Dataset records
········

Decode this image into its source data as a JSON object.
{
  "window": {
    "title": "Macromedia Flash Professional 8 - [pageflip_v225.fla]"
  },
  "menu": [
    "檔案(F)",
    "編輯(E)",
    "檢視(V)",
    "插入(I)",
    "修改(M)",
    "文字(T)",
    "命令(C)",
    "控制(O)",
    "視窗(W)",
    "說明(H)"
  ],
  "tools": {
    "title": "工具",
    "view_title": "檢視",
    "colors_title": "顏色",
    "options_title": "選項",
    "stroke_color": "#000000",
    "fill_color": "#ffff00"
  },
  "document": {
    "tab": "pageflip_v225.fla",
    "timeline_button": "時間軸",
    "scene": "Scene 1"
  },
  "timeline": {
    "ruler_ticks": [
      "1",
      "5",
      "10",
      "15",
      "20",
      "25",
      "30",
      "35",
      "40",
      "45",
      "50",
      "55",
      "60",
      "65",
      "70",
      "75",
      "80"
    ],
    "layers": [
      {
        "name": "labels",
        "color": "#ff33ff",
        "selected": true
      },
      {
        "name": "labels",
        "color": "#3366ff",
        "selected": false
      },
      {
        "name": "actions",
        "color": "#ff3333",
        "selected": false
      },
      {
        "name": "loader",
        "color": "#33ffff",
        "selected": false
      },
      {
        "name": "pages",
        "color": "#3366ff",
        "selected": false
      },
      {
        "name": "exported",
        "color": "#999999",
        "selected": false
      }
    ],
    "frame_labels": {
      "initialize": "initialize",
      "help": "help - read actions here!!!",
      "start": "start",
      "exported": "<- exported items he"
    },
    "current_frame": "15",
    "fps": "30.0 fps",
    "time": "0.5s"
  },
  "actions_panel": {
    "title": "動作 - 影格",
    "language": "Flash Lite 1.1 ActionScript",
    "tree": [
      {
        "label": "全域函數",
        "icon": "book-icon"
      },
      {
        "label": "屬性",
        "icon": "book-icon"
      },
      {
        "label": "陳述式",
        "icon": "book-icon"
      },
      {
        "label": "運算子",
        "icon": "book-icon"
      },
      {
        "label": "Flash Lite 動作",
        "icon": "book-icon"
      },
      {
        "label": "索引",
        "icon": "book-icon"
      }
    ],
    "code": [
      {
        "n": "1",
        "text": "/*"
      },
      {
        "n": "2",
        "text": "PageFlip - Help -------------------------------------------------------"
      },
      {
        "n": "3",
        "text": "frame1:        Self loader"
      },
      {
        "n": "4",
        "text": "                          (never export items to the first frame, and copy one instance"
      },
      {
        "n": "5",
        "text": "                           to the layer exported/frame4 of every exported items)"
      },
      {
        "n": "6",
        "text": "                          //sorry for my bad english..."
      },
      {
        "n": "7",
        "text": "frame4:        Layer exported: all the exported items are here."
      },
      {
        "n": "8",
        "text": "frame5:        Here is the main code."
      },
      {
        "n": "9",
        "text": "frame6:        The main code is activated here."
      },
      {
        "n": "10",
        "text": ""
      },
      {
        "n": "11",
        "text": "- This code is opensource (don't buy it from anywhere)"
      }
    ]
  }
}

········

• **Problem to work on**:
Restate the listing in full, word for word.

• **Written reply**:
Decode this image into its source data as a JSON object.
{
  "window": {
    "title": "Macromedia Flash Professional 8 - [pageflip_v225.fla]"
  },
  "menu": [
    "檔案(F)",
    "編輯(E)",
    "檢視(V)",
    "插入(I)",
    "修改(M)",
    "文字(T)",
    "命令(C)",
    "控制(O)",
    "視窗(W)",
    "說明(H)"
  ],
  "tools": {
    "title": "工具",
    "view_title": "檢視",
    "colors_title": "顏色",
    "options_title": "選項",
    "stroke_color": "#000000",
    "fill_color": "#ffff00"
  },
  "document": {
    "tab": "pageflip_v225.fla",
    "timeline_button": "時間軸",
    "scene": "Scene 1"
  },
  "timeline": {
    "ruler_ticks": [
      "1",
      "5",
      "10",
      "15",
      "20",
      "25",
      "30",
      "35",
      "40",
      "45",
      "50",
      "55",
      "60",
      "65",
      "70",
      "75",
      "80"
    ],
    "layers": [
      {
        "name": "labels",
        "color": "#ff33ff",
        "selected": true
      },
      {
        "name": "labels",
        "color": "#3366ff",
        "selected": false
      },
      {
        "name": "actions",
        "color": "#ff3333",
        "selected": false
      },
      {
        "name": "loader",
        "color": "#33ffff",
        "selected": false
      },
      {
        "name": "pages",
        "color": "#3366ff",
        "selected": false
      },
      {
        "name": "exported",
        "color": "#999999",
        "selected": false
      }
    ],
    "frame_labels": {
      "initialize": "initialize",
      "help": "help - read actions here!!!",
      "start": "start",
      "exported": "<- exported items he"
    },
    "current_frame": "15",
    "fps": "30.0 fps",
    "time": "0.5s"
  },
  "actions_panel": {
    "title": "動作 - 影格",
    "language": "Flash Lite 1.1 ActionScript",
    "tree": [
      {
        "label": "全域函數",
        "icon": "book-icon"
      },
      {
        "label": "屬性",
        "icon": "book-icon"
      },
      {
        "label": "陳述式",
        "icon": "book-icon"
      },
      {
        "label": "運算子",
        "icon": "book-icon"
      },
      {
        "label": "Flash Lite 動作",
        "icon": "book-icon"
      },
      {
        "label": "索引",
        "icon": "book-icon"
      }
    ],
    "code": [
      {
        "n": "1",
        "text": "/*"
      },
      {
        "n": "2",
        "text": "PageFlip - Help -------------------------------------------------------"
      },
      {
        "n": "3",
        "text": "frame1:        Self loader"
      },
      {
        "n": "4",
        "text": "                          (never export items to the first frame, and copy one instance"
      },
      {
        "n": "5",
        "text": "                           to the layer exported/frame4 of every exported items)"
      },
      {
        "n": "6",
        "text": "                          //sorry for my bad english..."
      },
      {
        "n": "7",
        "text": "frame4:        Layer exported: all the exported items are here."
      },
      {
        "n": "8",
        "text": "frame5:        Here is the main code."
      },
      {
        "n": "9",
        "text": "frame6:        The main code is activated here."
      },
      {
        "n": "10",
        "text": ""
      },
      {
        "n": "11",
        "text": "- This code is opensource (don't buy it from anywhere)"
      }
    ]
  }
}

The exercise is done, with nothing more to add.